### Requirement
Check each line below for "United" and report how many have it, nothing else.

[Records from a data source]
━━━━━━

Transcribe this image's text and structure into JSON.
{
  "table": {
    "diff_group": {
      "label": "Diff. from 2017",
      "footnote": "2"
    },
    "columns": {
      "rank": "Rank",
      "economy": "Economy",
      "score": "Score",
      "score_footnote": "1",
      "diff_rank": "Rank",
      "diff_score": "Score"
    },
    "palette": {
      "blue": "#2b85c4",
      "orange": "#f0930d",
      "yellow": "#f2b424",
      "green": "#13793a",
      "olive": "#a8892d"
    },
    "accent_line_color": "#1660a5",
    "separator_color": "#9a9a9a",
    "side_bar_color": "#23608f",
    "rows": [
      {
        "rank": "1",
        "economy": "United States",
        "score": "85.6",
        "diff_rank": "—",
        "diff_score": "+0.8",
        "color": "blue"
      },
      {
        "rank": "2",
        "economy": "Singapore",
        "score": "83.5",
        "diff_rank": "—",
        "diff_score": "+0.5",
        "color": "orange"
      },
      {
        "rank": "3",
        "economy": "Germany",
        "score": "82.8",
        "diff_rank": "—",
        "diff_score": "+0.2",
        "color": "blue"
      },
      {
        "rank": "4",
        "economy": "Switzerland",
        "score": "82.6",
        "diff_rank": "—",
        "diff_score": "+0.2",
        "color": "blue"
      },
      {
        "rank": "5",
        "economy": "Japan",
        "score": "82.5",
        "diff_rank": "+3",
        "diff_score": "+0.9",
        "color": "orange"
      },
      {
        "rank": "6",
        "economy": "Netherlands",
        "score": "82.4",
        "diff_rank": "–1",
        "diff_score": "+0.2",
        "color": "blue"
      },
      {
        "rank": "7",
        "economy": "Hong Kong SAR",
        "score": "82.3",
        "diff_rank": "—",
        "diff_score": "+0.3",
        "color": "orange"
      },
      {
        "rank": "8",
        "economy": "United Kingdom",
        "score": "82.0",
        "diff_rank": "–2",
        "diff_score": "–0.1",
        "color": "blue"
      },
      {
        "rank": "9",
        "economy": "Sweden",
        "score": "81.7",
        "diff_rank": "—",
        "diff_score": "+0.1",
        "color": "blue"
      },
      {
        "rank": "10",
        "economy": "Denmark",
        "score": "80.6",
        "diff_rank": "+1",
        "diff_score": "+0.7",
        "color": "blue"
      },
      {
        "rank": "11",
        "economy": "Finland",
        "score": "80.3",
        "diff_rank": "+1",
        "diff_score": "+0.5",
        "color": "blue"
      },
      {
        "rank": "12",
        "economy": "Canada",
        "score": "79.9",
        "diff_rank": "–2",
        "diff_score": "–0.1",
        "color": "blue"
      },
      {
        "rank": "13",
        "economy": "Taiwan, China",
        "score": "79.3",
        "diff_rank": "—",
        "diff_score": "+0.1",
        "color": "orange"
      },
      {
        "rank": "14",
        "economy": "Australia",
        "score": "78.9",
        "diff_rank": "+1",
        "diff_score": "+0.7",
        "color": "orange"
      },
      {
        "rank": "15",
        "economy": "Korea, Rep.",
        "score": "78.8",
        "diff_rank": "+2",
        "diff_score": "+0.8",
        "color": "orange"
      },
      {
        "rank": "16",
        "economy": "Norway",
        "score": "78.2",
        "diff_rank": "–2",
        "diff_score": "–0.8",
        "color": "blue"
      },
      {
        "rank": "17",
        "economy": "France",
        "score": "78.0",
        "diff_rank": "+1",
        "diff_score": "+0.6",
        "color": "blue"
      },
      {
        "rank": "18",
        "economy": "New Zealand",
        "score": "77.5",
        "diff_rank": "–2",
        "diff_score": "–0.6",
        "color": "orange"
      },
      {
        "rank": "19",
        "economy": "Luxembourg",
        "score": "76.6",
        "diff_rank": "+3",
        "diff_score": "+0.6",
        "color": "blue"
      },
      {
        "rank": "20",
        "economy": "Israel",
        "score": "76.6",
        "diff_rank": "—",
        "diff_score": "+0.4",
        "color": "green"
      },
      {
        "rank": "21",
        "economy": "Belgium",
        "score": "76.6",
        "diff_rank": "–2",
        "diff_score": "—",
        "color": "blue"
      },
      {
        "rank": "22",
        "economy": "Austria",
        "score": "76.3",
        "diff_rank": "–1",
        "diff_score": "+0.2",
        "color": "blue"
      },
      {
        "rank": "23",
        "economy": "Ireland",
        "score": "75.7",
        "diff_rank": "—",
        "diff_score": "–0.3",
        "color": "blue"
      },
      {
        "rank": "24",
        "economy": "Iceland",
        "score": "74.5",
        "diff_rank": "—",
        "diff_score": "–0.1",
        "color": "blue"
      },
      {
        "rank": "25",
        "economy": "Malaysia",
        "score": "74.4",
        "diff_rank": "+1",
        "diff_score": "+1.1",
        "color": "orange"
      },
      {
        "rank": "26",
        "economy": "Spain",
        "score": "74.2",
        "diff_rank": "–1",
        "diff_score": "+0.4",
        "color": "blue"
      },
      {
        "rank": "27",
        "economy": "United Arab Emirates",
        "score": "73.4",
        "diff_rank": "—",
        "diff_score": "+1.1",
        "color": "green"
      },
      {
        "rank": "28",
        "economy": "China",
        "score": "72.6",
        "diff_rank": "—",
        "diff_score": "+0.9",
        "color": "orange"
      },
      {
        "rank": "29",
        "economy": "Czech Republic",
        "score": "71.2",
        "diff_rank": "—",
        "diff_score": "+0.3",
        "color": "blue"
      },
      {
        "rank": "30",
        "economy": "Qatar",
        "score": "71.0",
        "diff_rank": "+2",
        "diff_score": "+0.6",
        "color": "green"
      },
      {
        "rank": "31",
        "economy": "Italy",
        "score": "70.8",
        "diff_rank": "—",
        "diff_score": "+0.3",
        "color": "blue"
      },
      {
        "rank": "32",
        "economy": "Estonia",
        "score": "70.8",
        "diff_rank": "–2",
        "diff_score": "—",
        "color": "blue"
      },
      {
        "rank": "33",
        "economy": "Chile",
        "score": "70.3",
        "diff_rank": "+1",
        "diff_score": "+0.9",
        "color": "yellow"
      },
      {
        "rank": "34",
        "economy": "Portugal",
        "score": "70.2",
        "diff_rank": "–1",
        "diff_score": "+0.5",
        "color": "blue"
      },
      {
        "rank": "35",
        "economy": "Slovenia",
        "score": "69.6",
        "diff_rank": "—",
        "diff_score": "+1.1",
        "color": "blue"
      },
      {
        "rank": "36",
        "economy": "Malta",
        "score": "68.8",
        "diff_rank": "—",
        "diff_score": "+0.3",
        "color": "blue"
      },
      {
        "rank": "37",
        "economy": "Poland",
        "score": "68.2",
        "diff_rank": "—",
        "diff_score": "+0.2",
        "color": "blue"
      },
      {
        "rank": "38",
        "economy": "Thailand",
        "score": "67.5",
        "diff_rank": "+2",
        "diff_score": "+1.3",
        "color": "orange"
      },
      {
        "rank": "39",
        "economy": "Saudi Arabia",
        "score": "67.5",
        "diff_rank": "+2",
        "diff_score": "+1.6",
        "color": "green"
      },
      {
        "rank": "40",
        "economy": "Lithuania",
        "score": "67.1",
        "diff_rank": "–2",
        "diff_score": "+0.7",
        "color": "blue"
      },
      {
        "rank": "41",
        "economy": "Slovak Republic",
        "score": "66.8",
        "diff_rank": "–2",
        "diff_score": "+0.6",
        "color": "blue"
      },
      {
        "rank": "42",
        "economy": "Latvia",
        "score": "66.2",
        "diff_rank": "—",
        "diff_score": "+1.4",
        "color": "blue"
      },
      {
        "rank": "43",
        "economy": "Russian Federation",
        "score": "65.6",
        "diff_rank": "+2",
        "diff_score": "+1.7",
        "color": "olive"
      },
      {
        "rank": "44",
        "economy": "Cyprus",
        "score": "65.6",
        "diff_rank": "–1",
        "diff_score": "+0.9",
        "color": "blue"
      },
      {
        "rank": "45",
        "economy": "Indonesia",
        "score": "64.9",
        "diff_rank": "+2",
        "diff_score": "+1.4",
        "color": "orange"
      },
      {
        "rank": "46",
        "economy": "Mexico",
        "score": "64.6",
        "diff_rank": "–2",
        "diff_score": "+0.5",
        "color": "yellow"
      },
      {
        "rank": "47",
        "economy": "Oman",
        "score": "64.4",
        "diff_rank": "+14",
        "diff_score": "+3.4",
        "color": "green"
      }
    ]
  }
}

━━━━━━

### Written answer
3